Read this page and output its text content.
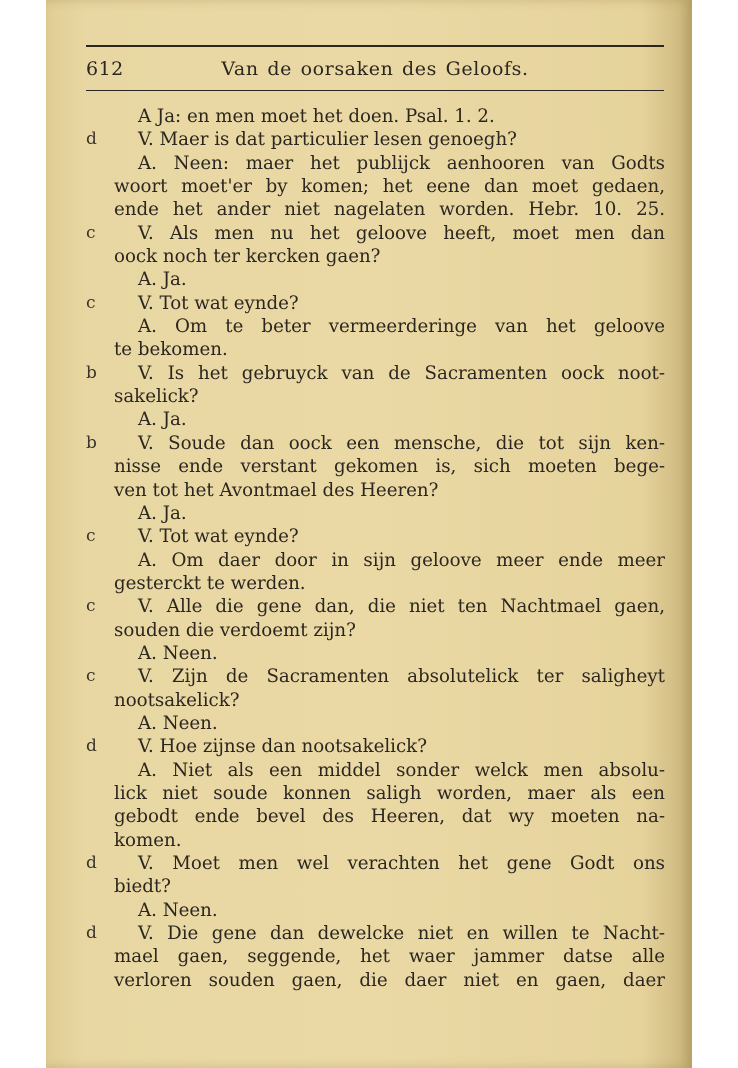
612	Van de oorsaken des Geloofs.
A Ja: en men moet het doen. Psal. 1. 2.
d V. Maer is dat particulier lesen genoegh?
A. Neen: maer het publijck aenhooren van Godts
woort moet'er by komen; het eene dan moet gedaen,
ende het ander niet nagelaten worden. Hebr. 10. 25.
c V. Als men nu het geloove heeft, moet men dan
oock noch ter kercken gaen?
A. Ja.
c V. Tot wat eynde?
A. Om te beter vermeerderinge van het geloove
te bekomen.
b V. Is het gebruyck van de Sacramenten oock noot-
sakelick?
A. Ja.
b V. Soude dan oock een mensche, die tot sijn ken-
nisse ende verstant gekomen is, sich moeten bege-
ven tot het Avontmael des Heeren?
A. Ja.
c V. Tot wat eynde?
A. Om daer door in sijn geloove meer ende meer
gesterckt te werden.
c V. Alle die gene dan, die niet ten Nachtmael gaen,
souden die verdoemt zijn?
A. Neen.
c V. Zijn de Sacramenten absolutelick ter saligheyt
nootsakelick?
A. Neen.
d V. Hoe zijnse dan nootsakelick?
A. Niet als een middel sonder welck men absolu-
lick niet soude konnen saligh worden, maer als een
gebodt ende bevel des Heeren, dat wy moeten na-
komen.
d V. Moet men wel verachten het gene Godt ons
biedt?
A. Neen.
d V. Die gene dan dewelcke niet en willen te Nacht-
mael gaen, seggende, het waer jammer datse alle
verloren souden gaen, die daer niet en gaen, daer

═══

• [ASSIGNMENT]: Render the records above word for word and leave the pictures out.

• [SOLVED PROBLEM]:
Read this page and output its text content.
612	Van de oorsaken des Geloofs.
A Ja: en men moet het doen. Psal. 1. 2.
d V. Maer is dat particulier lesen genoegh?
A. Neen: maer het publijck aenhooren van Godts
woort moet'er by komen; het eene dan moet gedaen,
ende het ander niet nagelaten worden. Hebr. 10. 25.
c V. Als men nu het geloove heeft, moet men dan
oock noch ter kercken gaen?
A. Ja.
c V. Tot wat eynde?
A. Om te beter vermeerderinge van het geloove
te bekomen.
b V. Is het gebruyck van de Sacramenten oock noot-
sakelick?
A. Ja.
b V. Soude dan oock een mensche, die tot sijn ken-
nisse ende verstant gekomen is, sich moeten bege-
ven tot het Avontmael des Heeren?
A. Ja.
c V. Tot wat eynde?
A. Om daer door in sijn geloove meer ende meer
gesterckt te werden.
c V. Alle die gene dan, die niet ten Nachtmael gaen,
souden die verdoemt zijn?
A. Neen.
c V. Zijn de Sacramenten absolutelick ter saligheyt
nootsakelick?
A. Neen.
d V. Hoe zijnse dan nootsakelick?
A. Niet als een middel sonder welck men absolu-
lick niet soude konnen saligh worden, maer als een
gebodt ende bevel des Heeren, dat wy moeten na-
komen.
d V. Moet men wel verachten het gene Godt ons
biedt?
A. Neen.
d V. Die gene dan dewelcke niet en willen te Nacht-
mael gaen, seggende, het waer jammer datse alle
verloren souden gaen, die daer niet en gaen, daer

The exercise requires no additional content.